▸ GIVEN REQUEST
Restate the entries below verbatim.

* Begin *

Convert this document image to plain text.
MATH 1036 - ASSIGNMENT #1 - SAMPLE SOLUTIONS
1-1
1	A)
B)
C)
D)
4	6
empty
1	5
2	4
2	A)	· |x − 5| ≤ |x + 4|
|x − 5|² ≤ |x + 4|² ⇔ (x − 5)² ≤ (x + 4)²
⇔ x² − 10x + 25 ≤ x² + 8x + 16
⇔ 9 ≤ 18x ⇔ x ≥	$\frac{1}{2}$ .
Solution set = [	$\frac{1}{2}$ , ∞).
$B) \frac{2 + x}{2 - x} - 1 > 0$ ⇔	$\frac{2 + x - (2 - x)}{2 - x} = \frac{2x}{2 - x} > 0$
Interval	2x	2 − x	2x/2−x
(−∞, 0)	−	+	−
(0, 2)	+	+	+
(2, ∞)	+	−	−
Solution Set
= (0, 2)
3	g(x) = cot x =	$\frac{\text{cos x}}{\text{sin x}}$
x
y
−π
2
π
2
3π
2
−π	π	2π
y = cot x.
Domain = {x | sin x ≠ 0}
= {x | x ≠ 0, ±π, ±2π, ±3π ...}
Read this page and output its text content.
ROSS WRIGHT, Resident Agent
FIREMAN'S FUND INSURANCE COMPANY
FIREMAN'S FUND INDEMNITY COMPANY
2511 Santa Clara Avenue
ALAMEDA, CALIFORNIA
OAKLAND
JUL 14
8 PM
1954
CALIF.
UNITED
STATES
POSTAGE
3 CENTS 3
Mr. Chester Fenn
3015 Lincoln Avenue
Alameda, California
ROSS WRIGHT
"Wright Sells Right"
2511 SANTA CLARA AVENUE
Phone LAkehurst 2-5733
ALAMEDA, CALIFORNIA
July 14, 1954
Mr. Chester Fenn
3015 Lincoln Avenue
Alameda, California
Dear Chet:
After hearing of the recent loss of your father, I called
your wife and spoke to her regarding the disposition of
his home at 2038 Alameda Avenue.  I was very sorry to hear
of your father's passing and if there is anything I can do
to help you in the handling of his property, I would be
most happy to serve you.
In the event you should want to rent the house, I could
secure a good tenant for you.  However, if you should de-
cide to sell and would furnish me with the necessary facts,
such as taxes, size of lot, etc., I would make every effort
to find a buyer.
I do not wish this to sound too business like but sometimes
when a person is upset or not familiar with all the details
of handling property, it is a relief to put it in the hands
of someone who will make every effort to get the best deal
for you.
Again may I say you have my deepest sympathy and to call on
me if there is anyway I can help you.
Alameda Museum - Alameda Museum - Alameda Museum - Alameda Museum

* End *

▸ ANSWER FOR THE TASK
Convert this document image to plain text.
MATH 1036 - ASSIGNMENT #1 - SAMPLE SOLUTIONS
1-1
1	A)
B)
C)
D)
4	6
empty
1	5
2	4
2	A)	· |x − 5| ≤ |x + 4|
|x − 5|² ≤ |x + 4|² ⇔ (x − 5)² ≤ (x + 4)²
⇔ x² − 10x + 25 ≤ x² + 8x + 16
⇔ 9 ≤ 18x ⇔ x ≥	$\frac{1}{2}$ .
Solution set = [	$\frac{1}{2}$ , ∞).
$B) \frac{2 + x}{2 - x} - 1 > 0$ ⇔	$\frac{2 + x - (2 - x)}{2 - x} = \frac{2x}{2 - x} > 0$
Interval	2x	2 − x	2x/2−x
(−∞, 0)	−	+	−
(0, 2)	+	+	+
(2, ∞)	+	−	−
Solution Set
= (0, 2)
3	g(x) = cot x =	$\frac{\text{cos x}}{\text{sin x}}$
x
y
−π
2
π
2
3π
2
−π	π	2π
y = cot x.
Domain = {x | sin x ≠ 0}
= {x | x ≠ 0, ±π, ±2π, ±3π ...}
Read this page and output its text content.
ROSS WRIGHT, Resident Agent
FIREMAN'S FUND INSURANCE COMPANY
FIREMAN'S FUND INDEMNITY COMPANY
2511 Santa Clara Avenue
ALAMEDA, CALIFORNIA
OAKLAND
JUL 14
8 PM
1954
CALIF.
UNITED
STATES
POSTAGE
3 CENTS 3
Mr. Chester Fenn
3015 Lincoln Avenue
Alameda, California
ROSS WRIGHT
"Wright Sells Right"
2511 SANTA CLARA AVENUE
Phone LAkehurst 2-5733
ALAMEDA, CALIFORNIA
July 14, 1954
Mr. Chester Fenn
3015 Lincoln Avenue
Alameda, California
Dear Chet:
After hearing of the recent loss of your father, I called
your wife and spoke to her regarding the disposition of
his home at 2038 Alameda Avenue.  I was very sorry to hear
of your father's passing and if there is anything I can do
to help you in the handling of his property, I would be
most happy to serve you.
In the event you should want to rent the house, I could
secure a good tenant for you.  However, if you should de-
cide to sell and would furnish me with the necessary facts,
such as taxes, size of lot, etc., I would make every effort
to find a buyer.
I do not wish this to sound too business like but sometimes
when a person is upset or not familiar with all the details
of handling property, it is a relief to put it in the hands
of someone who will make every effort to get the best deal
for you.
Again may I say you have my deepest sympathy and to call on
me if there is anyway I can help you.
Alameda Museum - Alameda Museum - Alameda Museum - Alameda Museum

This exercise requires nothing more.